My goal is to have one or two nodes, and one puppetmaster. I used a bash script to provision each node with the puppetlabs repository and install the latest version of puppet and/or puppetmaster. But every time I try to run puppet agent --test on the node, it returns this error:

root@vm:~# puppet agent --test
Error: Could not request certificate: Connection refused - connect(2)
Exiting; failed to retrieve certificate and waitforcert is disabled
  • I've confirmed that the puppetmaster service is running.
  • I don't turn on the node until the master is up.
  • Running puppet cert list shows no certs waiting to be approved on the puppetmaster.
  • My /etc/hosts files have the ip addresses and hostnames configured correctly.
  • /etc/puppet/puppet.conf looks right.
  • I can ping the node from the master, and the other way around.
  • iptables --list shows no firewall rules.

□ □ □

**Tasks to perform:**
- a) In the Puppet troubleshooting text, what does running puppet cert list on the puppetmaster show?
- b) Summarize the Puppet troubleshooting text in two sentences.

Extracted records
□ □ □

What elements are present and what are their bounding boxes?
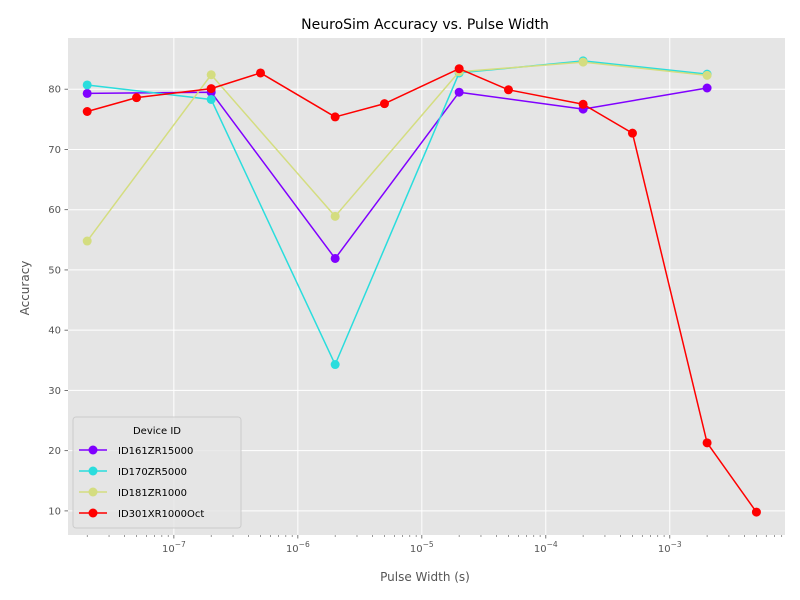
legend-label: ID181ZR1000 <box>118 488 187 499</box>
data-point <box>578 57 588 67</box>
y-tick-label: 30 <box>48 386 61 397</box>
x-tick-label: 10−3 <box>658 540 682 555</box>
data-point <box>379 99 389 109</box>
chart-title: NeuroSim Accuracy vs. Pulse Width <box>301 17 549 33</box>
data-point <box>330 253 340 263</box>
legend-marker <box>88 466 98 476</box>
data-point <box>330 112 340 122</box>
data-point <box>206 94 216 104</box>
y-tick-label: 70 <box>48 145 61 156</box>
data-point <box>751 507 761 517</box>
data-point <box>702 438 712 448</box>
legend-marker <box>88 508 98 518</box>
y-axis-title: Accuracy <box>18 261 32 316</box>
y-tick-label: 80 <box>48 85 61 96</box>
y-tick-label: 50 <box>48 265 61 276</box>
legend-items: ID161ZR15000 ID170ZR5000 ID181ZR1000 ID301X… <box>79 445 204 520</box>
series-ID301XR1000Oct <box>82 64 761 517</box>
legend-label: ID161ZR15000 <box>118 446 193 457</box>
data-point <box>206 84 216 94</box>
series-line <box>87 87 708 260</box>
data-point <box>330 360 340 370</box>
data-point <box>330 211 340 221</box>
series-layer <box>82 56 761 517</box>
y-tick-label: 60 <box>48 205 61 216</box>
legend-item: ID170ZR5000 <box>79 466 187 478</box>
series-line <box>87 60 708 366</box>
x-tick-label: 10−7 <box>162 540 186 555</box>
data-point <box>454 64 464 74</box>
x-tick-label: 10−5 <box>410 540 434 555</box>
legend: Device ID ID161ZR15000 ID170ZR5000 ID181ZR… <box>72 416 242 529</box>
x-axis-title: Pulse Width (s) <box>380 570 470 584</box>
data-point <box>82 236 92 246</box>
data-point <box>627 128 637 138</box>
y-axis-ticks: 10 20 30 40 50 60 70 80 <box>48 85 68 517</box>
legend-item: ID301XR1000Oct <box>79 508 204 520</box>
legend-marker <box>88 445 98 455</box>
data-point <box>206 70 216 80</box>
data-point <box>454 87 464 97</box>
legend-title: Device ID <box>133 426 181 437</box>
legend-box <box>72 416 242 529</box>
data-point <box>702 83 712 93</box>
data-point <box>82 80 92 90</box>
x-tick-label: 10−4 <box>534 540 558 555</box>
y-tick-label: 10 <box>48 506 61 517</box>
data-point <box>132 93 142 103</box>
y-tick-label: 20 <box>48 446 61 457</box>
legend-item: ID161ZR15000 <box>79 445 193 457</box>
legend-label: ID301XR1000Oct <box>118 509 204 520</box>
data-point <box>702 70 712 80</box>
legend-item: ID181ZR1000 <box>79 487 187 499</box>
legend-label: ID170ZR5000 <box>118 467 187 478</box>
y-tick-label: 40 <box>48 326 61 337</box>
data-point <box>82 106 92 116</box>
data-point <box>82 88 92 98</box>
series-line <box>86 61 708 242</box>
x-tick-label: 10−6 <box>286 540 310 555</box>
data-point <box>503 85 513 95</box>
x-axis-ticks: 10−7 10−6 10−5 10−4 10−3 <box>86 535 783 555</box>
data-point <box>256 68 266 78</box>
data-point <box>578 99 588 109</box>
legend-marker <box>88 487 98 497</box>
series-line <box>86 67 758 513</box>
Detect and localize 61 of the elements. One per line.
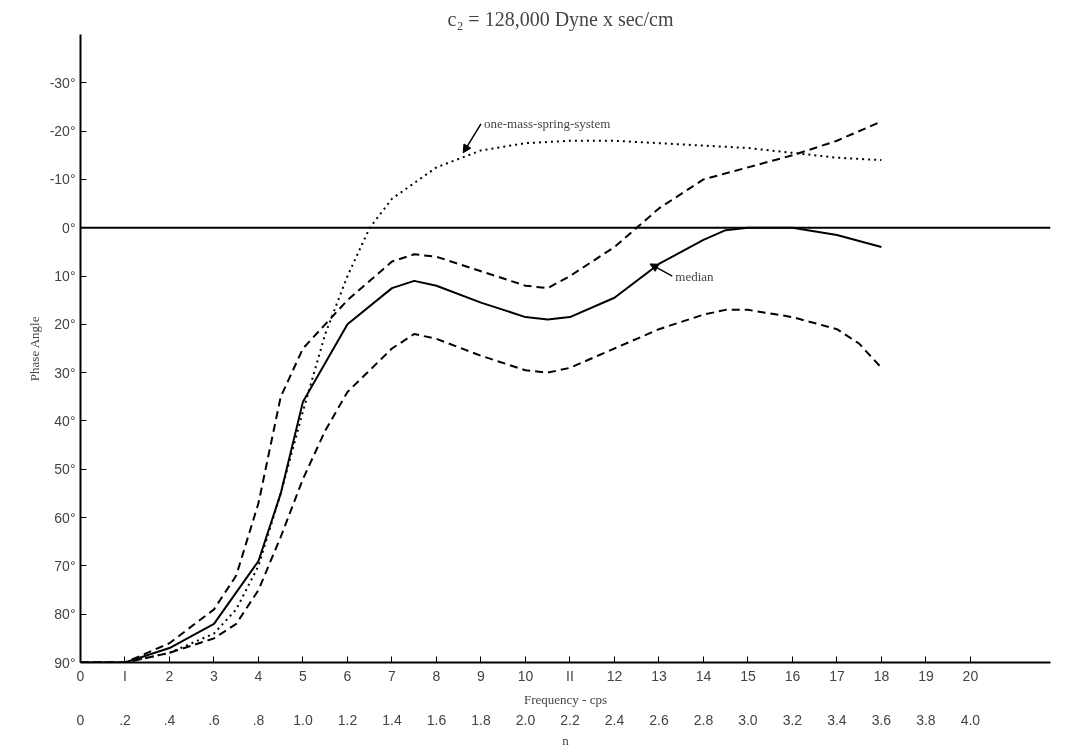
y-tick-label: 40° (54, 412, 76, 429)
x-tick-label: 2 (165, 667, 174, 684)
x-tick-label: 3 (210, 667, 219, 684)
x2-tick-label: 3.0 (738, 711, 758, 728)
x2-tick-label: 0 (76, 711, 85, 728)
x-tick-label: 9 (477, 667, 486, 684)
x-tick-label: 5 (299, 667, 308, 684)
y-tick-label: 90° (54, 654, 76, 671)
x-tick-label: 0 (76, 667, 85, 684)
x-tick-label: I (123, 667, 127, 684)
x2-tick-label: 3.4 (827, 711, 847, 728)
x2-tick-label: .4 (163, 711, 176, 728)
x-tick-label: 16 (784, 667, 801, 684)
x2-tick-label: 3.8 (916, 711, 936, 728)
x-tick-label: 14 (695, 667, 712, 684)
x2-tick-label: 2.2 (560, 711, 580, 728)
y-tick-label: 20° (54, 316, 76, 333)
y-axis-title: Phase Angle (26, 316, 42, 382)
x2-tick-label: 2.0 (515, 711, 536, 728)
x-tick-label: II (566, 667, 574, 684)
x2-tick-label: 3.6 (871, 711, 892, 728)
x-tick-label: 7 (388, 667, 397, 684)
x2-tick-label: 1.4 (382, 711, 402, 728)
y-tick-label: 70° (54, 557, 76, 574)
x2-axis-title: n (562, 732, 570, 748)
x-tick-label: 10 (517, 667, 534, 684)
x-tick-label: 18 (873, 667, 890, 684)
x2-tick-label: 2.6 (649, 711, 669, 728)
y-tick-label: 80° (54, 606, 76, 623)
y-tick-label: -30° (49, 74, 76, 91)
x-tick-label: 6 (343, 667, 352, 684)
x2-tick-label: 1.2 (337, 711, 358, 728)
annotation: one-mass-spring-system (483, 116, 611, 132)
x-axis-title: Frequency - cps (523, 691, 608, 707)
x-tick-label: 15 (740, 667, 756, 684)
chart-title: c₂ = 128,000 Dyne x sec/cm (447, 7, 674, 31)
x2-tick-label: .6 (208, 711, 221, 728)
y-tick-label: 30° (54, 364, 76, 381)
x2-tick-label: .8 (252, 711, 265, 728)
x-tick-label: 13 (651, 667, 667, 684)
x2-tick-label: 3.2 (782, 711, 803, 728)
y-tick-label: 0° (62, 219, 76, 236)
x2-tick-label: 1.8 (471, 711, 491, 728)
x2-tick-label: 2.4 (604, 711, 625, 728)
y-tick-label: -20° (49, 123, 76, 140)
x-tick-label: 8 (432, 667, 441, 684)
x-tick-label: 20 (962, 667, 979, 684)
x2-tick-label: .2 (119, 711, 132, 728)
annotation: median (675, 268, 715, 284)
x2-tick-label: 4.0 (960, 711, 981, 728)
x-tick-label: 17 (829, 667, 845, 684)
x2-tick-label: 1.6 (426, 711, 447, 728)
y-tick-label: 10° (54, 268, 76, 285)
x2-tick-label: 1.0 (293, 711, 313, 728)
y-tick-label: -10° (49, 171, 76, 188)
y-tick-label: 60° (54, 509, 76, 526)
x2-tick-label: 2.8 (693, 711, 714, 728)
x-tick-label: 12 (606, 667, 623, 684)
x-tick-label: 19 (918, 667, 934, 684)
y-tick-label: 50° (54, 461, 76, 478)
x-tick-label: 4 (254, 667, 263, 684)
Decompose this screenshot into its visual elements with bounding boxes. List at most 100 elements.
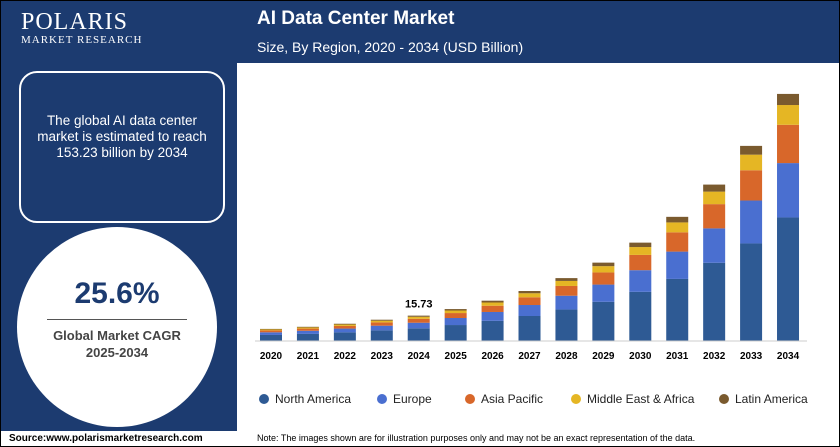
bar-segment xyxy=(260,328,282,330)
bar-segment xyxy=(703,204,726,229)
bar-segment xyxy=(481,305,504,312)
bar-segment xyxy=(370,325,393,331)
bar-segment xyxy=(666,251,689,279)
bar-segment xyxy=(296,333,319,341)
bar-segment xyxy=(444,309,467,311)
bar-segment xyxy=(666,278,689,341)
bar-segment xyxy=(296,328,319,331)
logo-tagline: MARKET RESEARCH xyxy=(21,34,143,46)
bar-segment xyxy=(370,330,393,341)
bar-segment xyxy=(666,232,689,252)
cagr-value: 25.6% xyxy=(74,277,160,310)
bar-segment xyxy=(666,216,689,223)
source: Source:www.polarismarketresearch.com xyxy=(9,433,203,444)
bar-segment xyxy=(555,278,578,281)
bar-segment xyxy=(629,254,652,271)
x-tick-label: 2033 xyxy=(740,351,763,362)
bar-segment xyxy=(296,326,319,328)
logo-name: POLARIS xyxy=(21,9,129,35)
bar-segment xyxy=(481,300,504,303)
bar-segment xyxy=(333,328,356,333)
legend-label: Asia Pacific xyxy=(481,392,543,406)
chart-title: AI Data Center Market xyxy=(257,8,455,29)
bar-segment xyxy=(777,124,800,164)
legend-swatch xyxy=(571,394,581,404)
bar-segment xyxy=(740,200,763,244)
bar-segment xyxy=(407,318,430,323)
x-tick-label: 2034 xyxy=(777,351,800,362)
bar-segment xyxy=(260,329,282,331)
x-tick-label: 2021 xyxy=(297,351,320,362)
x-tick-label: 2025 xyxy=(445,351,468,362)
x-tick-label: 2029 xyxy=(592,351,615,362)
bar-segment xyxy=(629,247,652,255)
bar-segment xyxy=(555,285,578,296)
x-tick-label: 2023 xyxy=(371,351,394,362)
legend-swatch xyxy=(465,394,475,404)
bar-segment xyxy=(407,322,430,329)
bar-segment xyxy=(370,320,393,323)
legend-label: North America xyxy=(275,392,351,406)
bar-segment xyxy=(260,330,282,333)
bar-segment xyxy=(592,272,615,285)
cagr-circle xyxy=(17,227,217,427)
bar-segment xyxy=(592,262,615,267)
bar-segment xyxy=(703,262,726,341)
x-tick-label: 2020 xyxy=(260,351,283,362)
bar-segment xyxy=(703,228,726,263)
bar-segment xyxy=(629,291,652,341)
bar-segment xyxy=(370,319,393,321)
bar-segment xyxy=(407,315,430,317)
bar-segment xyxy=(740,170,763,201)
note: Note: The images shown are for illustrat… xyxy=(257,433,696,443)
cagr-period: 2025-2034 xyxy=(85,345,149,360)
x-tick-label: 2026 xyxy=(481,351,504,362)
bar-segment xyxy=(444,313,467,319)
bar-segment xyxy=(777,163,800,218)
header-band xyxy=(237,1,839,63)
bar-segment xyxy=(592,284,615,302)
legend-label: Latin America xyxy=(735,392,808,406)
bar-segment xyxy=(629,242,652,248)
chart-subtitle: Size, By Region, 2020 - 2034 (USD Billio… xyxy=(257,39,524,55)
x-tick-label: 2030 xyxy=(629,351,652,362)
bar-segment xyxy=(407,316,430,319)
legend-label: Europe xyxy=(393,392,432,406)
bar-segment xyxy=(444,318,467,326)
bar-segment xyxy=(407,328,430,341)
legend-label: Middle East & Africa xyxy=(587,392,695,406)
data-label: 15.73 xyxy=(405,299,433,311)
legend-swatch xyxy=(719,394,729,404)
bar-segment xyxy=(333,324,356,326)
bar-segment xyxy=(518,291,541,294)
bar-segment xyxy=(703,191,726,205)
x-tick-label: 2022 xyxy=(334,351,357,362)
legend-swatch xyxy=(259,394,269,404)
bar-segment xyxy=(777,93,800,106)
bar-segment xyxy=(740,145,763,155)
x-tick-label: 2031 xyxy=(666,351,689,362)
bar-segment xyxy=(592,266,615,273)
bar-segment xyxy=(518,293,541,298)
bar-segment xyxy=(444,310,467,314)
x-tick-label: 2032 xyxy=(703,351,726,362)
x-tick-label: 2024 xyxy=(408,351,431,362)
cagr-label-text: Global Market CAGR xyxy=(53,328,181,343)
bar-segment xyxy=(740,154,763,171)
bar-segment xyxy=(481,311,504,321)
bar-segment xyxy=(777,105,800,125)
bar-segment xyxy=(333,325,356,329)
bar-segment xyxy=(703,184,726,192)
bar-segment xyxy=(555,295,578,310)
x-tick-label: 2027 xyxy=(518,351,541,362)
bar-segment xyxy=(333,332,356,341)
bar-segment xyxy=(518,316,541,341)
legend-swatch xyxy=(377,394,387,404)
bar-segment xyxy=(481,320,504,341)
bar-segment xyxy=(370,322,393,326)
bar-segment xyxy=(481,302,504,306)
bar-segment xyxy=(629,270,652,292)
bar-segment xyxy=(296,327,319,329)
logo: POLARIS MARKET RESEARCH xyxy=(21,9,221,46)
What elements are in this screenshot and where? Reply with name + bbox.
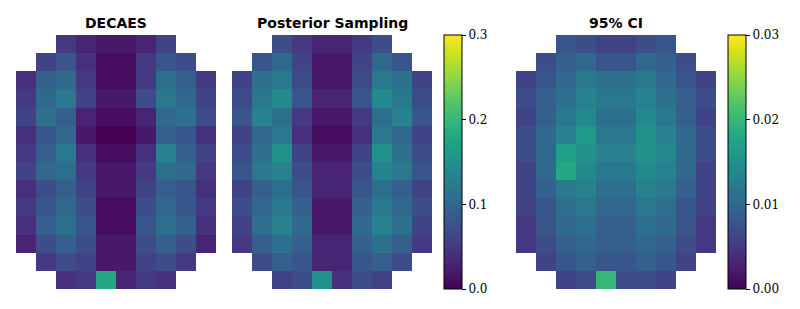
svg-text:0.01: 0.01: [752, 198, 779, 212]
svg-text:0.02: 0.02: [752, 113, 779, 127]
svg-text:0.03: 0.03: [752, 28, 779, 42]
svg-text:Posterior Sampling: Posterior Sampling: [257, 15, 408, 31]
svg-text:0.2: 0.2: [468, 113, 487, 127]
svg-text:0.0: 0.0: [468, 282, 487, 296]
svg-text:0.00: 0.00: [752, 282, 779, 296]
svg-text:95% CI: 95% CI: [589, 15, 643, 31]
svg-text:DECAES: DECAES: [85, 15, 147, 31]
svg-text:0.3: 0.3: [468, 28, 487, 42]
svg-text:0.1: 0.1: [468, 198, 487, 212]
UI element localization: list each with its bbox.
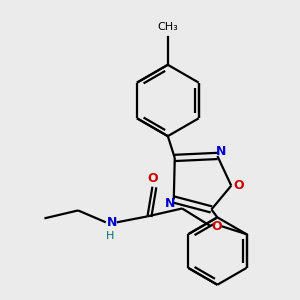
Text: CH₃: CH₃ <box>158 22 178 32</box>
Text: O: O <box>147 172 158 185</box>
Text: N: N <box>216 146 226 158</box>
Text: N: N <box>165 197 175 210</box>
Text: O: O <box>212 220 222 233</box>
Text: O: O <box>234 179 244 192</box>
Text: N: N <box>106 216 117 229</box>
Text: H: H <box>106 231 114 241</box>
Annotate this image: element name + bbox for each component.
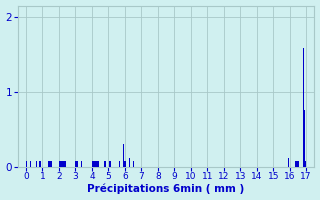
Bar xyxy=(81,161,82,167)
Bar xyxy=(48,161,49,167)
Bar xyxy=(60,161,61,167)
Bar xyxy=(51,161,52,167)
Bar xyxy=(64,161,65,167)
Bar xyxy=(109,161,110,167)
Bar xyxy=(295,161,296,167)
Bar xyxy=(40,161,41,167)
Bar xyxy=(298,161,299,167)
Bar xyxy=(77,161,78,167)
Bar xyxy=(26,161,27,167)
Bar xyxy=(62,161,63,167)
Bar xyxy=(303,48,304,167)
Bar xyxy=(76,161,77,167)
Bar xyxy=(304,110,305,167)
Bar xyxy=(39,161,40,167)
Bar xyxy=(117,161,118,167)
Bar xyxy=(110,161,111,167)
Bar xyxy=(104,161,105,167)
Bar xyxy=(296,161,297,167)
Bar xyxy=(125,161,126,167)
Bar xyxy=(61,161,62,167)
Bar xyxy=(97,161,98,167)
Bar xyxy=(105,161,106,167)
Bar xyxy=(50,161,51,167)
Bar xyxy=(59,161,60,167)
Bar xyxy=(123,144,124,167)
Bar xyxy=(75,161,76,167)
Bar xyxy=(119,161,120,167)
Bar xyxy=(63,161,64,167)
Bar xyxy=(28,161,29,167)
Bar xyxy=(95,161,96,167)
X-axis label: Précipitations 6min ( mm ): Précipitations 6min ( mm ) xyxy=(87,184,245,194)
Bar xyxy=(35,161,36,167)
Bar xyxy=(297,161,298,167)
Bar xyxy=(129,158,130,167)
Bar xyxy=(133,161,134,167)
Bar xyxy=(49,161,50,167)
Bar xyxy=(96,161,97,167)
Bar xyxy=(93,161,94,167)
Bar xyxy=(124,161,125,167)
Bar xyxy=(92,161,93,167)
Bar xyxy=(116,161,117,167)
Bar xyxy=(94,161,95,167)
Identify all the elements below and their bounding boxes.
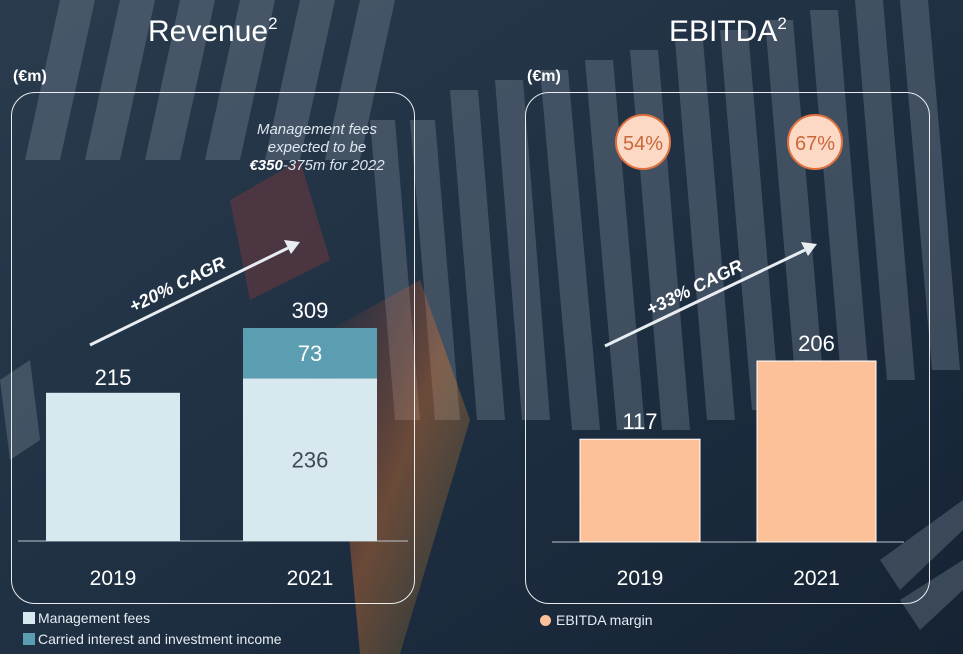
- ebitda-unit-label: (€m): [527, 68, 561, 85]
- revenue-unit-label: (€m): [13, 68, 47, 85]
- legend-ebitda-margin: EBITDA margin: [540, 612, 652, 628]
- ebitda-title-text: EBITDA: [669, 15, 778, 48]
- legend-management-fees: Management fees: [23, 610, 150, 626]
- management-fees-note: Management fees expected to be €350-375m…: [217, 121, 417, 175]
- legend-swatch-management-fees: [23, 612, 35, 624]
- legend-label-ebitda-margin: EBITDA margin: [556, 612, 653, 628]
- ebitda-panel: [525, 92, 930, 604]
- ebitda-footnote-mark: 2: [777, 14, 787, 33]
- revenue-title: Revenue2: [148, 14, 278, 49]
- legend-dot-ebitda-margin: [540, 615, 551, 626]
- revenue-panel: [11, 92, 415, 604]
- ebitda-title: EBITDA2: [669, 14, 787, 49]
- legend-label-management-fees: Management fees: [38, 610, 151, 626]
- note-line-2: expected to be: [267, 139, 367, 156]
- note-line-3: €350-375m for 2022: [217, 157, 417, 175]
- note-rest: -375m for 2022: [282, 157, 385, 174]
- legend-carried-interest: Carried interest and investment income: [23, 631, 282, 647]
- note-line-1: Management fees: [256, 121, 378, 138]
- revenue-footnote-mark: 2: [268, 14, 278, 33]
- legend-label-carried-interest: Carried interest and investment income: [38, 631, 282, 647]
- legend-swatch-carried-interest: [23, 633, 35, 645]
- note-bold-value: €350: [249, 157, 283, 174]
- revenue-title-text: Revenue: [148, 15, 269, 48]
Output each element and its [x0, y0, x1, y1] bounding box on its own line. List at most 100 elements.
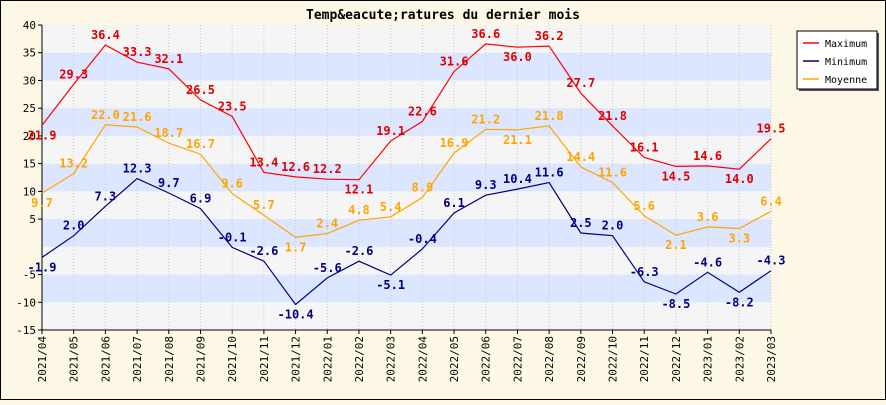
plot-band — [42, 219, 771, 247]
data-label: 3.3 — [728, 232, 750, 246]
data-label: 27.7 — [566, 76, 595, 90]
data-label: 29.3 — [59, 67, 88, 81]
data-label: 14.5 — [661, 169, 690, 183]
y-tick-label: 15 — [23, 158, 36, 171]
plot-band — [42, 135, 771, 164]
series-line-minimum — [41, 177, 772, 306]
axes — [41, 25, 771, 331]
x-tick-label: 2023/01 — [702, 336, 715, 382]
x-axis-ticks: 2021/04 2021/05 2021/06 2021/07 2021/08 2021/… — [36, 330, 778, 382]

□ □ □

**Solutions for each task:**
- a) It shows no certificates waiting to be approved.

- b) The writer wants one or two nodes and one puppetmaster, provisioned by a bash script that installs puppet from the puppetlabs repository. Running puppet agent --test on a node fails because the certificate request is refused, even though the puppetmaster service is running, the hosts files and puppet.conf look correct, the machines can ping each other, and iptables shows no firewall rules.